Dataset records
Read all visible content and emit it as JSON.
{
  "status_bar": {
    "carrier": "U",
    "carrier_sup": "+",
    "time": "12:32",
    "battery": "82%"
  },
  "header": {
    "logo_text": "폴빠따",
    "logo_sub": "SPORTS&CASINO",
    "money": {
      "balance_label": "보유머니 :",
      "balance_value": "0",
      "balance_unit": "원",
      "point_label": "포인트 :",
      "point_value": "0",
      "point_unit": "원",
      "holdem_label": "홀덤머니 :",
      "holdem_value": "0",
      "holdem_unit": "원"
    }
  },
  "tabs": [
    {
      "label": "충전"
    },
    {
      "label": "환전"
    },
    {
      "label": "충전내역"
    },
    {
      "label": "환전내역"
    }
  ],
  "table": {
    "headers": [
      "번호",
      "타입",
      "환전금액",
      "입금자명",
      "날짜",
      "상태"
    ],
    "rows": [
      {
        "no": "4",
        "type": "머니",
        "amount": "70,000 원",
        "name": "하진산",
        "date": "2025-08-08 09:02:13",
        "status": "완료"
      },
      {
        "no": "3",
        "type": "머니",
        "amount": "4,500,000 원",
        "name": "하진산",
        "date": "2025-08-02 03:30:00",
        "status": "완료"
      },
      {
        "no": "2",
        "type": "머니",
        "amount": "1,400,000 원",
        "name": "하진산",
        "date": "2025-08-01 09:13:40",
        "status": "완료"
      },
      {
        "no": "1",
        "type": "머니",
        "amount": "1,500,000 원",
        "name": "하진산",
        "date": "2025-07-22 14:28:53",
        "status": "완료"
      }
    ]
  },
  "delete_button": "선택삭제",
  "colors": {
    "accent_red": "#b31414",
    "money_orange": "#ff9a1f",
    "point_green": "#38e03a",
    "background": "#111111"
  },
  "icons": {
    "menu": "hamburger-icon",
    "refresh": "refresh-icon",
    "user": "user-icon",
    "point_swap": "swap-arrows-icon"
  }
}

> **PROBLEM TO SOLVE**
Reproduce the complete data exactly as presented above.

> **ANSWER TO THE EXERCISE**
Read all visible content and emit it as JSON.
{
  "status_bar": {
    "carrier": "U",
    "carrier_sup": "+",
    "time": "12:32",
    "battery": "82%"
  },
  "header": {
    "logo_text": "폴빠따",
    "logo_sub": "SPORTS&CASINO",
    "money": {
      "balance_label": "보유머니 :",
      "balance_value": "0",
      "balance_unit": "원",
      "point_label": "포인트 :",
      "point_value": "0",
      "point_unit": "원",
      "holdem_label": "홀덤머니 :",
      "holdem_value": "0",
      "holdem_unit": "원"
    }
  },
  "tabs": [
    {
      "label": "충전"
    },
    {
      "label": "환전"
    },
    {
      "label": "충전내역"
    },
    {
      "label": "환전내역"
    }
  ],
  "table": {
    "headers": [
      "번호",
      "타입",
      "환전금액",
      "입금자명",
      "날짜",
      "상태"
    ],
    "rows": [
      {
        "no": "4",
        "type": "머니",
        "amount": "70,000 원",
        "name": "하진산",
        "date": "2025-08-08 09:02:13",
        "status": "완료"
      },
      {
        "no": "3",
        "type": "머니",
        "amount": "4,500,000 원",
        "name": "하진산",
        "date": "2025-08-02 03:30:00",
        "status": "완료"
      },
      {
        "no": "2",
        "type": "머니",
        "amount": "1,400,000 원",
        "name": "하진산",
        "date": "2025-08-01 09:13:40",
        "status": "완료"
      },
      {
        "no": "1",
        "type": "머니",
        "amount": "1,500,000 원",
        "name": "하진산",
        "date": "2025-07-22 14:28:53",
        "status": "완료"
      }
    ]
  },
  "delete_button": "선택삭제",
  "colors": {
    "accent_red": "#b31414",
    "money_orange": "#ff9a1f",
    "point_green": "#38e03a",
    "background": "#111111"
  },
  "icons": {
    "menu": "hamburger-icon",
    "refresh": "refresh-icon",
    "user": "user-icon",
    "point_swap": "swap-arrows-icon"
  }
}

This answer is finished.